Tout a commencé par un appel. Une bouteille à la mer. Début septembre 2021, Margaux Brugvin, connue sur les Instagram pour ses portraits d’artistes femmes, visite le musée d’arts de Nantes. Alors qu’elle déambule dans les salles du musée, elle s’arrête devant une toile intitulée L’éventail de grand-mère peinte en 1887 par une femme artiste prénommée « Virginie Géo-Rémy ». Sur le cartel, deux points d’interrogation à la place des dates de naissance et de mort. Cette peinture moderne par son point de vue – une femme vue de dos – l’intriguant à plus d’un titre, elle suggère aux étudiants dix-neuvièmistes d’en faire leur sujet de recherche. Ni une, ni deux, je me lance, même si je ne suis plus étudiante, j’ai gardé quelques réflexes de mes années de recherches et j’aime beaucoup ce genre d’enquête, que j’avais pu faire sur le peintre Paul Carpentier.

-------

■ **TÂCHE DEMANDÉE 1**
Indiquez en quelle année a été peinte la toile L’éventail de grand-mère, d’après le texte du document.
■ **TÂCHE DEMANDÉE 2**
Relevez toutes les personnes nommées dans le texte du document.

-------

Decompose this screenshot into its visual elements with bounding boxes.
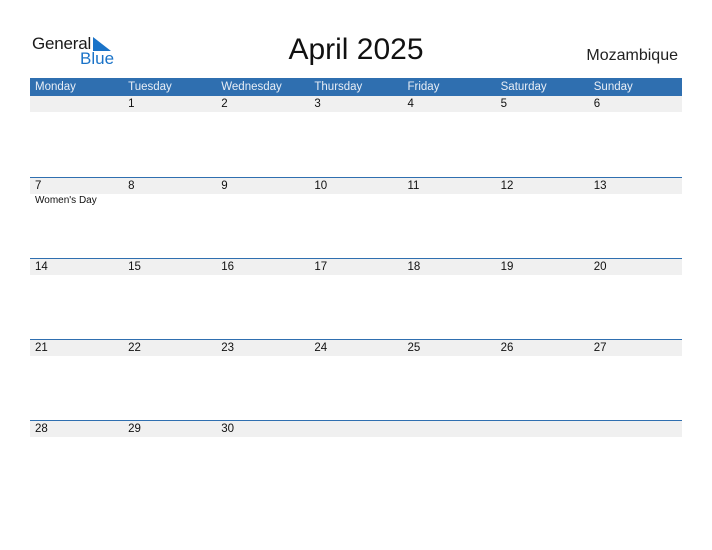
weekday-saturday: Saturday	[500, 81, 547, 93]
day-number: 10	[314, 180, 328, 192]
day-number: 12	[500, 180, 514, 192]
date-number-row: 28 29 30	[30, 421, 682, 437]
weekday-friday: Friday	[407, 81, 440, 93]
day-number: 11	[407, 180, 420, 192]
day-number: 24	[314, 342, 328, 354]
holiday-label	[123, 194, 216, 208]
date-number-row: 21 22 23 24 25 26 27	[30, 340, 682, 356]
day-number: 26	[500, 342, 514, 354]
day-number: 20	[593, 261, 607, 273]
week-row: 21 22 23 24 25 26 27	[30, 339, 682, 421]
day-number: 28	[35, 423, 48, 435]
day-number: 9	[221, 180, 228, 192]
day-number: 21	[35, 342, 48, 354]
weekday-wednesday: Wednesday	[221, 81, 282, 93]
day-number	[30, 96, 123, 112]
date-number-row: 14 15 16 17 18 19 20	[30, 259, 682, 275]
event-row: Women's Day	[30, 194, 682, 208]
day-number: 15	[128, 261, 141, 273]
week-row: 28 29 30	[30, 420, 682, 502]
weekday-thursday: Thursday	[314, 81, 363, 93]
day-number: 1	[128, 98, 135, 110]
date-number-row: 1 2 3 4 5 6	[30, 96, 682, 112]
day-number: 22	[128, 342, 141, 354]
day-number: 14	[35, 261, 48, 273]
week-row: 14 15 16 17 18 19 20	[30, 258, 682, 340]
holiday-label	[496, 194, 589, 208]
holiday-label	[309, 194, 402, 208]
holiday-label	[589, 194, 682, 208]
day-number: 17	[314, 261, 328, 273]
date-number-row: 7 8 9 10 11 12 13	[30, 178, 682, 194]
day-number: 30	[221, 423, 235, 435]
day-number: 2	[221, 98, 228, 110]
day-number: 19	[500, 261, 514, 273]
country-label: Mozambique	[586, 47, 678, 64]
weekday-tuesday: Tuesday	[128, 81, 172, 93]
holiday-label	[403, 194, 496, 208]
day-number: 27	[593, 342, 607, 354]
day-number: 3	[314, 98, 321, 110]
weekday-sunday: Sunday	[593, 81, 633, 93]
week-row: 7 8 9 10 11 12 13 Women's Day	[30, 177, 682, 259]
day-number: 7	[35, 180, 42, 192]
day-number: 4	[407, 98, 414, 110]
day-number	[309, 421, 402, 437]
day-number: 8	[128, 180, 135, 192]
day-number: 6	[593, 98, 601, 110]
day-number: 23	[221, 342, 235, 354]
day-number	[589, 421, 682, 437]
day-number: 18	[407, 261, 421, 273]
day-number: 25	[407, 342, 421, 354]
holiday-label	[216, 194, 309, 208]
day-number: 13	[593, 180, 607, 192]
day-number: 5	[500, 98, 508, 110]
day-number: 16	[221, 261, 235, 273]
day-number: 29	[128, 423, 141, 435]
holiday-label: Women's Day	[35, 195, 97, 206]
day-number	[496, 421, 589, 437]
day-number	[403, 421, 496, 437]
week-row: 1 2 3 4 5 6	[30, 96, 682, 177]
weekday-header: Monday Tuesday Wednesday Thursday Friday…	[30, 78, 682, 96]
weekday-monday: Monday	[35, 81, 76, 93]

-------

■ **SOLUTION COMPLÈTE 1**
Elle a été peinte en 1887.

■ **SOLUTION COMPLÈTE 2**
- Margaux Brugvin
- Virginie Géo-Rémy
- Paul Carpentier